- _REQUIREMENT_
Filter this material down to the lines that hold "immune", copying each one.

- _DATA RECORDS_
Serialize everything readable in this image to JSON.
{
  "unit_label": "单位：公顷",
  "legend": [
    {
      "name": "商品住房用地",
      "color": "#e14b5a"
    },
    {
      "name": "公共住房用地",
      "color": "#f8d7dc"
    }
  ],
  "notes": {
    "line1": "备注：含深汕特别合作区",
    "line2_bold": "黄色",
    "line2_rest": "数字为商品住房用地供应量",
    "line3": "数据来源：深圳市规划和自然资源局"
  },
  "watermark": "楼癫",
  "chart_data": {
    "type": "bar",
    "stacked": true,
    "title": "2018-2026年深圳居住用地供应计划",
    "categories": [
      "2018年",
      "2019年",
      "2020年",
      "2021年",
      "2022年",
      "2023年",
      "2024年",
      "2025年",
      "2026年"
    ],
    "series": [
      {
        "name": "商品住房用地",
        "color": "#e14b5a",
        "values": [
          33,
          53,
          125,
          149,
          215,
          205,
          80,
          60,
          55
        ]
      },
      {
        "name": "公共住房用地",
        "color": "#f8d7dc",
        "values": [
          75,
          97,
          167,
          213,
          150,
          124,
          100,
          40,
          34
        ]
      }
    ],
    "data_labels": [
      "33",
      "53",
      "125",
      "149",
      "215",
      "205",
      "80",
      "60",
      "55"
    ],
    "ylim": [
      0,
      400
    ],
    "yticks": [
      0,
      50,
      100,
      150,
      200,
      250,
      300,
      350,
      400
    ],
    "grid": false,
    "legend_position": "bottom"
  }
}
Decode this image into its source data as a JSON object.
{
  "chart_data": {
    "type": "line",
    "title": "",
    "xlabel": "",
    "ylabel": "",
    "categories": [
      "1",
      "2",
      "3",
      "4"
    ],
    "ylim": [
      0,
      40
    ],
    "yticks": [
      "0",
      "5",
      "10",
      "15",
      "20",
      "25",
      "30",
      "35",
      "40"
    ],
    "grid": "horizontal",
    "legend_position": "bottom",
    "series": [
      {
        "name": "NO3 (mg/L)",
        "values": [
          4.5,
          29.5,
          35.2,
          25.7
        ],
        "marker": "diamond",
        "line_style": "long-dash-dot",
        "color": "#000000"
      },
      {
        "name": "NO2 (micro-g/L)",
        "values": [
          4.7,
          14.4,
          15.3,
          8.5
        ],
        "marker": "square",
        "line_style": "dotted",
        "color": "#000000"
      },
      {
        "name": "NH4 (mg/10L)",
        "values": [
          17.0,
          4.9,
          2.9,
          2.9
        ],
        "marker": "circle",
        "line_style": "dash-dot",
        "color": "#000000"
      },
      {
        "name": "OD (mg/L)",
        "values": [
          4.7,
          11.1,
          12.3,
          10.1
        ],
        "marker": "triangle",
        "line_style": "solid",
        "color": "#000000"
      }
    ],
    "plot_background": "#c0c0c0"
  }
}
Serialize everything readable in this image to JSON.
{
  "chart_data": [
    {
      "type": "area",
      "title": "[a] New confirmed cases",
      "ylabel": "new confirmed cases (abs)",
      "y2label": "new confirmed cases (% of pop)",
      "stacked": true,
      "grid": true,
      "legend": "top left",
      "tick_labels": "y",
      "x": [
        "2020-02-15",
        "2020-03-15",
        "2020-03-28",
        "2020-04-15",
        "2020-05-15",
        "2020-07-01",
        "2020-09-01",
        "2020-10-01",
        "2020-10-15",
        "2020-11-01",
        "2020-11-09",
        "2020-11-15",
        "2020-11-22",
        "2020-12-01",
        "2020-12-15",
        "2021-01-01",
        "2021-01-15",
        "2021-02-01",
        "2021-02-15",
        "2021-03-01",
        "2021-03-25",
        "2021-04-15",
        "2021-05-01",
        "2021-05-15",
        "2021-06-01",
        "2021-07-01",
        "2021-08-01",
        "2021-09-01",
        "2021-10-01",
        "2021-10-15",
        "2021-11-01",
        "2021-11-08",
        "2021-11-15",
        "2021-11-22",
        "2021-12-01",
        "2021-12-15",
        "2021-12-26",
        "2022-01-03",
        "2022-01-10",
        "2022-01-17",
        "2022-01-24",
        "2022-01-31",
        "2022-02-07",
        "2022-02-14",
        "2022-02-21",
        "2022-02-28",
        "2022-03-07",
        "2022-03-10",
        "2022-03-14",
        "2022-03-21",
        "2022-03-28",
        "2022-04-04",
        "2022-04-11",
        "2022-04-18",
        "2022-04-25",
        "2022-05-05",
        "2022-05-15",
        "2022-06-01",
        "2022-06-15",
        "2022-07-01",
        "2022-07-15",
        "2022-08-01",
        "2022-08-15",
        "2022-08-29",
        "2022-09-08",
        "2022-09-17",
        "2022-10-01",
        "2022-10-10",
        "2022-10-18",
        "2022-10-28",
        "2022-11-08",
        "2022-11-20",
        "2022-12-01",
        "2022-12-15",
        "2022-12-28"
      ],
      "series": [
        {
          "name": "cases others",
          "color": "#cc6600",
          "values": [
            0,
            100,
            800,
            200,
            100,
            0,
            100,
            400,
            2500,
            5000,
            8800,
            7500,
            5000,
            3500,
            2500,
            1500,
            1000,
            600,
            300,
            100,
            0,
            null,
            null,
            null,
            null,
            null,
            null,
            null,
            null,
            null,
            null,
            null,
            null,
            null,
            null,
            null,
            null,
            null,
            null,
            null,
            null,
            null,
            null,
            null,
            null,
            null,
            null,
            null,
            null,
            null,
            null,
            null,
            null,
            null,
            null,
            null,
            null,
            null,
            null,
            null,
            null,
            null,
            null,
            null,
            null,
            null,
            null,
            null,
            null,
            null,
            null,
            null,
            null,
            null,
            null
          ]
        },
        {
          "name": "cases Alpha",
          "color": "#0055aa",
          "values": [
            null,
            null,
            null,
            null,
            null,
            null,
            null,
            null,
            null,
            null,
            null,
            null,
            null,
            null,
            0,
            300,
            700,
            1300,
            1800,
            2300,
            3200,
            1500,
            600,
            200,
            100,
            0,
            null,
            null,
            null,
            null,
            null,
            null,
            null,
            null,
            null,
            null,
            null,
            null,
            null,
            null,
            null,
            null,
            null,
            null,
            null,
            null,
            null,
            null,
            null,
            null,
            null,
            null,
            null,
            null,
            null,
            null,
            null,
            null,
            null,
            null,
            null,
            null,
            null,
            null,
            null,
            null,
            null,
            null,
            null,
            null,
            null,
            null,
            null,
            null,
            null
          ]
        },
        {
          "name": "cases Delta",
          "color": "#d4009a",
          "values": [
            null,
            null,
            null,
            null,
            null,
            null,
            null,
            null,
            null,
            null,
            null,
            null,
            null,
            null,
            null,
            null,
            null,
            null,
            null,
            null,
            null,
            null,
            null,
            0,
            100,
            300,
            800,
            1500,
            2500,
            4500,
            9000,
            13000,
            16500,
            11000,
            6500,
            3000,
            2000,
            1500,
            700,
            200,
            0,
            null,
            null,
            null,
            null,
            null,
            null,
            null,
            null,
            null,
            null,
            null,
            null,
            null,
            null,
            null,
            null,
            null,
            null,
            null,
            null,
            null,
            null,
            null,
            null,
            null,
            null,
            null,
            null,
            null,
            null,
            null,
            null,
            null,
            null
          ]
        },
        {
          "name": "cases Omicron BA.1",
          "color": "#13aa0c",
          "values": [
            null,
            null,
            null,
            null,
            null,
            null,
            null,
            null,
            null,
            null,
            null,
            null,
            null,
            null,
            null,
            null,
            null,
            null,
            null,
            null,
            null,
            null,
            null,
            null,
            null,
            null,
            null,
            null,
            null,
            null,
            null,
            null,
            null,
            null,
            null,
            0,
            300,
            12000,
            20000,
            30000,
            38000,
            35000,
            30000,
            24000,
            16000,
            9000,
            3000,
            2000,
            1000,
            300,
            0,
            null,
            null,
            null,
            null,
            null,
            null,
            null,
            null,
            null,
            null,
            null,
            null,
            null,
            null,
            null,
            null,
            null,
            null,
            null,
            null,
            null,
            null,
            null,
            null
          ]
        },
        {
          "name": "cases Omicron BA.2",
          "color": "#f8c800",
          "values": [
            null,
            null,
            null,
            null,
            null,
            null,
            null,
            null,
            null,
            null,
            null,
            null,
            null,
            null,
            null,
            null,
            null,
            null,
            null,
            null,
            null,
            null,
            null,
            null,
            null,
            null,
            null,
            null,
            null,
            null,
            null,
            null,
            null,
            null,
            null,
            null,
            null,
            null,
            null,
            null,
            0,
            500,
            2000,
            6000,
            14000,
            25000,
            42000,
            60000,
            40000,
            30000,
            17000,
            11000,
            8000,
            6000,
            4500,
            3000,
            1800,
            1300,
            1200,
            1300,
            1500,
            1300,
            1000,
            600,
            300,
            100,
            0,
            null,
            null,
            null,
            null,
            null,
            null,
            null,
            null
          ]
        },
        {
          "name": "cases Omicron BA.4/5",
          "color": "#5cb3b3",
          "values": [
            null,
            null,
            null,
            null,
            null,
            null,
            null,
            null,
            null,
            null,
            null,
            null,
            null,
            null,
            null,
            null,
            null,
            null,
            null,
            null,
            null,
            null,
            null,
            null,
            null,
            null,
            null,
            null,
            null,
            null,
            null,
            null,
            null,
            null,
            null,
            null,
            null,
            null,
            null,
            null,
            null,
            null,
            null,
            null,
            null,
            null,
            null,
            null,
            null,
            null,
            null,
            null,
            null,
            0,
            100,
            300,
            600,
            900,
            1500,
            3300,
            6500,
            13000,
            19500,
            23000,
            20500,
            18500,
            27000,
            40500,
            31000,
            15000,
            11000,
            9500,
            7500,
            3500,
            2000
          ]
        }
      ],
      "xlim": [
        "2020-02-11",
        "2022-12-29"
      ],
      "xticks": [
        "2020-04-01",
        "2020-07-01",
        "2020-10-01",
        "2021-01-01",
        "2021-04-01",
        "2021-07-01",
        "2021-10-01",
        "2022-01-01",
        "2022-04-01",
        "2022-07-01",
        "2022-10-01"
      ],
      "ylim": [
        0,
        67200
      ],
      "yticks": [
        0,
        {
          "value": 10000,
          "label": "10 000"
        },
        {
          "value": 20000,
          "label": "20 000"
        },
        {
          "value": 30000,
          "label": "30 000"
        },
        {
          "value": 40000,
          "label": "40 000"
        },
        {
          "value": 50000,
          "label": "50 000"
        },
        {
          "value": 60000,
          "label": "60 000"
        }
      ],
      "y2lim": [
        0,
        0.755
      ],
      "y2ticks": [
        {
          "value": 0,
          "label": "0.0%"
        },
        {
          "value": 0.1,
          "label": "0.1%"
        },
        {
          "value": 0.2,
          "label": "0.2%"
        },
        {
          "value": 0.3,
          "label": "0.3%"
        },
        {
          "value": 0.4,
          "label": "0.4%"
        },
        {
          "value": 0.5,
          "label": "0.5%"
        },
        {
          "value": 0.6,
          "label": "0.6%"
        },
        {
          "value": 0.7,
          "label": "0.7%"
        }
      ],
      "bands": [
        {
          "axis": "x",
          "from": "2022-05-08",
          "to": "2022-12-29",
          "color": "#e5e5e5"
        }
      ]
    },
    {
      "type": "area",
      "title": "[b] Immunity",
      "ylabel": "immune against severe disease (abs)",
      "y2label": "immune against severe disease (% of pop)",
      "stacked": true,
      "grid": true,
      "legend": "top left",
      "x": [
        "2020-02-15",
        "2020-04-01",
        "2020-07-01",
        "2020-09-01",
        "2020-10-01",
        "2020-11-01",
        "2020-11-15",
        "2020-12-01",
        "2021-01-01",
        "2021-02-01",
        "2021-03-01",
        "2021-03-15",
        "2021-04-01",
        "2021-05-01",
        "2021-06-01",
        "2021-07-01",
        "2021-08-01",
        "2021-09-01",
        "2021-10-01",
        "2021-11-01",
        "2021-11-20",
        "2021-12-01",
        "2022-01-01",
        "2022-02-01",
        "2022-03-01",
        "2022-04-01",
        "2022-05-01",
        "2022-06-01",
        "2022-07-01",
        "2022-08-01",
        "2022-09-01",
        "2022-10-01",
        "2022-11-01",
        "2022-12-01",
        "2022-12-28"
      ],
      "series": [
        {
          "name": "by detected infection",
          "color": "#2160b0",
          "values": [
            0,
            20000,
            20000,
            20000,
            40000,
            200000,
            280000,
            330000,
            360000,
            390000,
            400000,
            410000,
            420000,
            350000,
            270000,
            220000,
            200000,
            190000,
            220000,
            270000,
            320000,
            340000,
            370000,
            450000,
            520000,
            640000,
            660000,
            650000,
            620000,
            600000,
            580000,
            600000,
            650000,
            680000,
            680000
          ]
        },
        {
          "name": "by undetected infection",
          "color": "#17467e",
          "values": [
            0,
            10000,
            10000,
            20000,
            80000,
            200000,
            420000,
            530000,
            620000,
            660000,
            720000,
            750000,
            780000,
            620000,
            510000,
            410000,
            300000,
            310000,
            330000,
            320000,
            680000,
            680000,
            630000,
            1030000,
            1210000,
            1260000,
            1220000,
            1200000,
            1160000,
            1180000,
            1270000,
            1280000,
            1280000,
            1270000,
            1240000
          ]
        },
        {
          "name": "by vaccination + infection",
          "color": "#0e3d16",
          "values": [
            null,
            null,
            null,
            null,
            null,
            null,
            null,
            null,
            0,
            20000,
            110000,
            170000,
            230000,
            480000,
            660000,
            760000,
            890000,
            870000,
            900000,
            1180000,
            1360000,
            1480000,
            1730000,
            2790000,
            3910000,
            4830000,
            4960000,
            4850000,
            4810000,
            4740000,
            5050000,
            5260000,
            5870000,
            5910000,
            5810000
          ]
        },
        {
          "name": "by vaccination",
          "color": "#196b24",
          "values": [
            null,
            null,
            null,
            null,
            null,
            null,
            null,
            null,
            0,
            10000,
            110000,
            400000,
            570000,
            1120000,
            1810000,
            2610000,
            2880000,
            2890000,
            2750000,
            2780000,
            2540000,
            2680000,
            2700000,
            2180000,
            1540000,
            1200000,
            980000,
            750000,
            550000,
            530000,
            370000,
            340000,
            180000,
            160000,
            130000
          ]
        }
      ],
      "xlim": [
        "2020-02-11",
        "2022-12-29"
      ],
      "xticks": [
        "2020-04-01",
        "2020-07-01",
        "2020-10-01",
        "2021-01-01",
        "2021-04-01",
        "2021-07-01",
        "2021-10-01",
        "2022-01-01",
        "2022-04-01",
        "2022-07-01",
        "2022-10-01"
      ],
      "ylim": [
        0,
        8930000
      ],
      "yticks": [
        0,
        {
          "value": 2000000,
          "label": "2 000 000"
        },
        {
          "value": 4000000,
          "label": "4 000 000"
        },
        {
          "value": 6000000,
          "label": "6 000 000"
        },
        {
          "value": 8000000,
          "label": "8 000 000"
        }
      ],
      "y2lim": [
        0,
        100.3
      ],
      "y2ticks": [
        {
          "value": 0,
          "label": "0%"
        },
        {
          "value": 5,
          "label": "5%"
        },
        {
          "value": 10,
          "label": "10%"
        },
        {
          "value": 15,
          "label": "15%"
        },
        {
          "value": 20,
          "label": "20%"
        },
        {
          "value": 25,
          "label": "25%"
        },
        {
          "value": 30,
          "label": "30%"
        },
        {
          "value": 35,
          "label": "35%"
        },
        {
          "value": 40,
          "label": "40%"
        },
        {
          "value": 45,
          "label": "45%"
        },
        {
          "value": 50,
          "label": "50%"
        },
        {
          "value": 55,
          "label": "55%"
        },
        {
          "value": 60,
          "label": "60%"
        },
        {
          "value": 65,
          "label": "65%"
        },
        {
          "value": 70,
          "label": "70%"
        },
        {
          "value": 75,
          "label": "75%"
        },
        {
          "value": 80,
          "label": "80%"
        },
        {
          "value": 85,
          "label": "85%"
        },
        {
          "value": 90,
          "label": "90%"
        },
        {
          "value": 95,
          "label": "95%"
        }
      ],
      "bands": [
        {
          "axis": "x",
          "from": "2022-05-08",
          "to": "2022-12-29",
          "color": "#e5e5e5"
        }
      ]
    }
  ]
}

- _FINISHED EXERCISE_
      "ylabel": "immune against severe disease (abs)",
      "y2label": "immune against severe disease (% of pop)",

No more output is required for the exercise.